[Entries from a visual dataset]
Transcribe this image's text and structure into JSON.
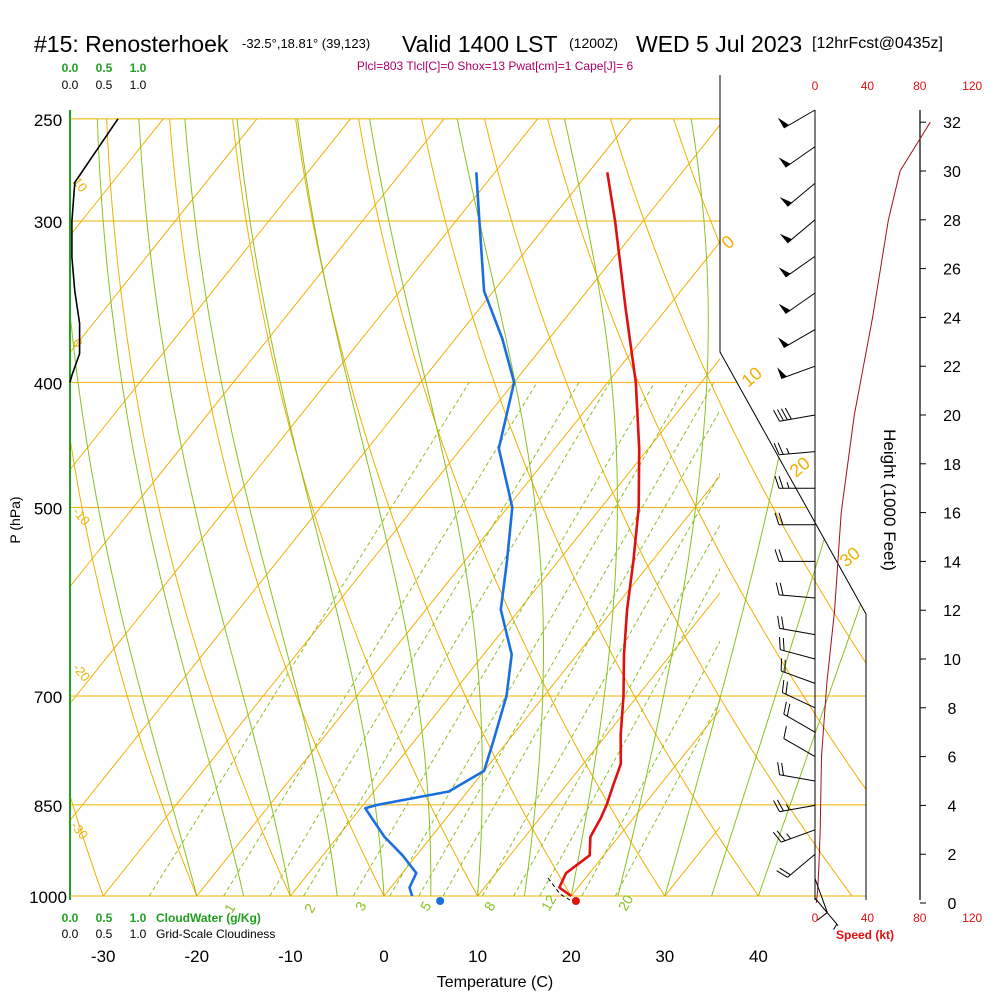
{
  "header": {
    "title": "#15: Renosterhoek",
    "coords": "-32.5°,18.81° (39,123)",
    "valid": "Valid 1400 LST",
    "zulu": "(1200Z)",
    "date": "WED 5 Jul 2023",
    "forecast": "[12hrFcst@0435z]",
    "params": "Plcl=803 Tlcl[C]=0 Shox=13 Pwat[cm]=1 Cape[J]= 6"
  },
  "colors": {
    "temperature": "#e01010",
    "dewpoint": "#1a6fe0",
    "isotherm": "#f0b000",
    "dry_adiabat": "#f0b000",
    "moist_adiabat": "#8cc020",
    "mixing_ratio": "#8cc020",
    "cloud": "#20a020",
    "speed": "#e01010",
    "params": "#b0006a",
    "height": "#a01020"
  },
  "chart_data": {
    "type": "line",
    "title": "#15: Renosterhoek",
    "xlabel": "Temperature (C)",
    "ylabel": "P (hPa)",
    "y2label": "Height (1000 Feet)",
    "xlim": [
      -35,
      45
    ],
    "ylim": [
      1000,
      250
    ],
    "x_ticks": [
      "-30",
      "-20",
      "-10",
      "0",
      "10",
      "20",
      "30",
      "40"
    ],
    "pressure_ticks": [
      "250",
      "300",
      "400",
      "500",
      "700",
      "850",
      "1000"
    ],
    "height_ticks": [
      "0",
      "2",
      "4",
      "6",
      "8",
      "10",
      "12",
      "14",
      "16",
      "18",
      "20",
      "22",
      "24",
      "26",
      "28",
      "30",
      "32"
    ],
    "mixing_ratio_labels": [
      "1",
      "2",
      "3",
      "5",
      "8",
      "12",
      "20"
    ],
    "isotherm_labels": [
      "10",
      "0",
      "-10",
      "-20",
      "-30"
    ],
    "adiabat_labels": [
      "0",
      "10",
      "20",
      "30"
    ],
    "series": [
      {
        "name": "Temperature",
        "points": [
          {
            "p": 1000,
            "t": 20.0
          },
          {
            "p": 985,
            "t": 18.0
          },
          {
            "p": 960,
            "t": 17.5
          },
          {
            "p": 930,
            "t": 18.5
          },
          {
            "p": 900,
            "t": 17.0
          },
          {
            "p": 870,
            "t": 16.5
          },
          {
            "p": 850,
            "t": 16.0
          },
          {
            "p": 820,
            "t": 15.0
          },
          {
            "p": 790,
            "t": 14.0
          },
          {
            "p": 750,
            "t": 11.5
          },
          {
            "p": 700,
            "t": 8.5
          },
          {
            "p": 650,
            "t": 5.0
          },
          {
            "p": 600,
            "t": 1.5
          },
          {
            "p": 550,
            "t": -2.0
          },
          {
            "p": 500,
            "t": -6.0
          },
          {
            "p": 450,
            "t": -11.0
          },
          {
            "p": 400,
            "t": -17.0
          },
          {
            "p": 350,
            "t": -24.5
          },
          {
            "p": 300,
            "t": -33.0
          },
          {
            "p": 275,
            "t": -38.0
          }
        ]
      },
      {
        "name": "Dewpoint",
        "points": [
          {
            "p": 1000,
            "t": 3.0
          },
          {
            "p": 985,
            "t": 2.0
          },
          {
            "p": 960,
            "t": 1.5
          },
          {
            "p": 930,
            "t": -1.5
          },
          {
            "p": 900,
            "t": -5.0
          },
          {
            "p": 870,
            "t": -8.0
          },
          {
            "p": 855,
            "t": -9.5
          },
          {
            "p": 850,
            "t": -8.5
          },
          {
            "p": 830,
            "t": -2.0
          },
          {
            "p": 800,
            "t": 0.0
          },
          {
            "p": 760,
            "t": -1.5
          },
          {
            "p": 700,
            "t": -4.0
          },
          {
            "p": 650,
            "t": -7.0
          },
          {
            "p": 600,
            "t": -12.0
          },
          {
            "p": 550,
            "t": -15.5
          },
          {
            "p": 500,
            "t": -19.5
          },
          {
            "p": 450,
            "t": -26.0
          },
          {
            "p": 400,
            "t": -30.0
          },
          {
            "p": 370,
            "t": -35.0
          },
          {
            "p": 340,
            "t": -41.0
          },
          {
            "p": 300,
            "t": -47.5
          },
          {
            "p": 275,
            "t": -52.0
          }
        ]
      }
    ],
    "surface_markers": [
      {
        "name": "Temperature",
        "p": 1000,
        "t": 20.5
      },
      {
        "name": "Dewpoint",
        "p": 1000,
        "t": 6.0
      }
    ],
    "cloud_water": {
      "label": "CloudWater (g/Kg)",
      "axis_labels": [
        "0.0",
        "0.5",
        "1.0"
      ],
      "values": [
        {
          "p": 1000,
          "v": 0
        },
        {
          "p": 250,
          "v": 0
        }
      ]
    },
    "cloudiness": {
      "label": "Grid-Scale Cloudiness",
      "axis_labels": [
        "0.0",
        "0.5",
        "1.0"
      ],
      "values": [
        {
          "p": 250,
          "v": 0.5
        },
        {
          "p": 280,
          "v": 0.05
        },
        {
          "p": 300,
          "v": 0.02
        },
        {
          "p": 320,
          "v": 0.02
        },
        {
          "p": 340,
          "v": 0.05
        },
        {
          "p": 360,
          "v": 0.1
        },
        {
          "p": 380,
          "v": 0.1
        },
        {
          "p": 395,
          "v": 0.02
        },
        {
          "p": 400,
          "v": 0
        }
      ]
    },
    "wind_speed": {
      "label": "Speed (kt)",
      "axis_labels": [
        "0",
        "40",
        "80",
        "120"
      ],
      "profile": [
        {
          "h": 0,
          "v": 1
        },
        {
          "h": 0.5,
          "v": 2
        },
        {
          "h": 1.5,
          "v": 3
        },
        {
          "h": 3,
          "v": 4
        },
        {
          "h": 6,
          "v": 5
        },
        {
          "h": 9,
          "v": 9
        },
        {
          "h": 12,
          "v": 15
        },
        {
          "h": 16,
          "v": 20
        },
        {
          "h": 20,
          "v": 30
        },
        {
          "h": 24,
          "v": 44
        },
        {
          "h": 28,
          "v": 56
        },
        {
          "h": 30,
          "v": 65
        },
        {
          "h": 32,
          "v": 88
        }
      ]
    },
    "wind_barbs": [
      {
        "h": 0.2,
        "spd": 5,
        "dir": 140
      },
      {
        "h": 1.0,
        "spd": 8,
        "dir": 160
      },
      {
        "h": 2.0,
        "spd": 20,
        "dir": 230
      },
      {
        "h": 3.0,
        "spd": 25,
        "dir": 250
      },
      {
        "h": 4.0,
        "spd": 25,
        "dir": 260
      },
      {
        "h": 5.0,
        "spd": 20,
        "dir": 280
      },
      {
        "h": 6.0,
        "spd": 12,
        "dir": 300
      },
      {
        "h": 7.0,
        "spd": 20,
        "dir": 300
      },
      {
        "h": 8.0,
        "spd": 20,
        "dir": 295
      },
      {
        "h": 9.0,
        "spd": 20,
        "dir": 290
      },
      {
        "h": 10.0,
        "spd": 20,
        "dir": 285
      },
      {
        "h": 11.0,
        "spd": 20,
        "dir": 280
      },
      {
        "h": 12.5,
        "spd": 20,
        "dir": 275
      },
      {
        "h": 14.0,
        "spd": 20,
        "dir": 270
      },
      {
        "h": 15.5,
        "spd": 20,
        "dir": 270
      },
      {
        "h": 17.0,
        "spd": 25,
        "dir": 270
      },
      {
        "h": 18.5,
        "spd": 25,
        "dir": 265
      },
      {
        "h": 20.0,
        "spd": 40,
        "dir": 260
      },
      {
        "h": 22.0,
        "spd": 50,
        "dir": 250
      },
      {
        "h": 23.5,
        "spd": 50,
        "dir": 240
      },
      {
        "h": 25.0,
        "spd": 50,
        "dir": 235
      },
      {
        "h": 26.5,
        "spd": 50,
        "dir": 235
      },
      {
        "h": 28.0,
        "spd": 50,
        "dir": 230
      },
      {
        "h": 29.5,
        "spd": 50,
        "dir": 230
      },
      {
        "h": 31.0,
        "spd": 50,
        "dir": 235
      },
      {
        "h": 32.5,
        "spd": 50,
        "dir": 240
      }
    ]
  }
}
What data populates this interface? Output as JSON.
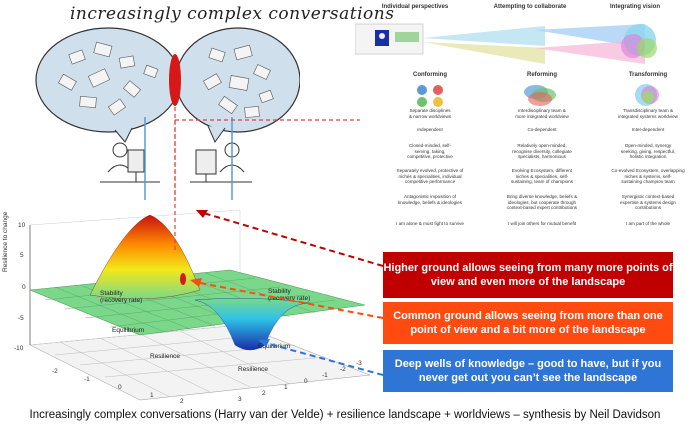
{
  "title": "increasingly complex conversations",
  "columns": [
    {
      "header": "Individual perspectives",
      "type": "Conforming",
      "cells": [
        "Separate disciplines\n& narrow worldviews",
        "Independent",
        "Closed-minded, self-\nserving, taking,\ncompetitive, protective",
        "Separately evolved, protective of\nnichés & specialities, individual\ncompetitive  performance",
        "Antagonistic imposition of\nknowledge, beliefs & ideologies",
        "I am alone & must fight to survive"
      ]
    },
    {
      "header": "Attempting to collaborate",
      "type": "Reforming",
      "cells": [
        "Interdisciplinary team &\nmore integrated worldview",
        "Co-dependent",
        "Relatively open-minded,\nrecognise diversity, collegiate\nspecialists, harmonious",
        "Evolving Ecosystem, different\nniches & specialities, self-\nsustaining, team of champions",
        "Bring diverse knowledge, beliefs &\nideologies, but cooperate through\ncontext-based expert contributions",
        "I will join others for mutual benefit"
      ]
    },
    {
      "header": "Integrating vision",
      "type": "Transforming",
      "cells": [
        "Transdisciplinary team &\nintegrated systems worldview",
        "Inter-dependent",
        "Open-minded, synergy\nseeking, giving, respectful,\nholistic integration",
        "Co-evolved Ecosystem, overlapping\nniches & systems, self-\nsustaining champion team",
        "Synergistic context-based\nexpertise & systems design\ncontributions",
        "I am part of the whole"
      ]
    }
  ],
  "banners": {
    "high": "Higher ground allows seeing from many more points of view and even more of the landscape",
    "common": "Common ground allows seeing from more than one point of view and a bit more of the landscape",
    "deep": "Deep wells of knowledge – good to have, but if you never get out you can’t see the landscape"
  },
  "plot": {
    "zlabel": "Resilience to change",
    "zticks": [
      "10",
      "5",
      "0",
      "-5",
      "-10"
    ],
    "label_stability_left": "Stability\n(recovery rate)",
    "label_stability_right": "Stability\n(recovery rate)",
    "label_equilibrium_left": "Equilibrium",
    "label_equilibrium_right": "Equilibrium",
    "label_resilience_left": "Resilience",
    "label_resilience_right": "Resilience",
    "xticks": [
      "-2",
      "-1",
      "0",
      "1",
      "2"
    ],
    "yticks": [
      "3",
      "2",
      "1",
      "0",
      "-1",
      "-2",
      "-3"
    ]
  },
  "caption": "Increasingly complex conversations (Harry van der Velde) + resilience landscape + worldviews – synthesis by Neil Davidson",
  "colors": {
    "high": "#c00000",
    "common": "#ff4a10",
    "deep": "#2e75d6"
  }
}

■ THE PROBLEM ■
From the listing above, copy out each line where the word "complex" appears.

■ FINISHED ANSWER ■
  "title": "increasingly complex conversations",
  "caption": "Increasingly complex conversations (Harry van der Velde) + resilience landscape + worldviews – synthesis by Neil Davidson",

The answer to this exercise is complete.